What the exercise asks
Extract the complete data exactly as given.

|---|

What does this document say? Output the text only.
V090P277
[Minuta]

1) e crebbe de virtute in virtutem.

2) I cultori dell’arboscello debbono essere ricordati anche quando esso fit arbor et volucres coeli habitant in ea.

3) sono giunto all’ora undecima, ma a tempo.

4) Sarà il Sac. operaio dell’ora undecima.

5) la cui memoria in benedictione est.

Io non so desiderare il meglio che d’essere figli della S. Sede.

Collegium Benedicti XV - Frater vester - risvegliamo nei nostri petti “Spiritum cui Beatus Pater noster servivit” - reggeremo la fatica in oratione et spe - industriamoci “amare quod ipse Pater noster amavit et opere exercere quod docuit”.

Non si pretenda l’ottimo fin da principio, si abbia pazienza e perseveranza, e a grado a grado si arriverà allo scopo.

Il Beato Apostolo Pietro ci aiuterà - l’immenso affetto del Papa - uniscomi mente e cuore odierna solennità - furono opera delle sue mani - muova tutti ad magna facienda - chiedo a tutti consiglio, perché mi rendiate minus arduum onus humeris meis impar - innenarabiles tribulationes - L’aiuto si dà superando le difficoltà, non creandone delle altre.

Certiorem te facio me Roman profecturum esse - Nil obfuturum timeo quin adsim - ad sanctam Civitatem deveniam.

|---|

Response
What does this document say? Output the text only.
V090P277
[Minuta]

1) e crebbe de virtute in virtutem.

2) I cultori dell’arboscello debbono essere ricordati anche quando esso fit arbor et volucres coeli habitant in ea.

3) sono giunto all’ora undecima, ma a tempo.

4) Sarà il Sac. operaio dell’ora undecima.

5) la cui memoria in benedictione est.

Io non so desiderare il meglio che d’essere figli della S. Sede.

Collegium Benedicti XV - Frater vester - risvegliamo nei nostri petti “Spiritum cui Beatus Pater noster servivit” - reggeremo la fatica in oratione et spe - industriamoci “amare quod ipse Pater noster amavit et opere exercere quod docuit”.

Non si pretenda l’ottimo fin da principio, si abbia pazienza e perseveranza, e a grado a grado si arriverà allo scopo.

Il Beato Apostolo Pietro ci aiuterà - l’immenso affetto del Papa - uniscomi mente e cuore odierna solennità - furono opera delle sue mani - muova tutti ad magna facienda - chiedo a tutti consiglio, perché mi rendiate minus arduum onus humeris meis impar - innenarabiles tribulationes - L’aiuto si dà superando le difficoltà, non creandone delle altre.

Certiorem te facio me Roman profecturum esse - Nil obfuturum timeo quin adsim - ad sanctam Civitatem deveniam.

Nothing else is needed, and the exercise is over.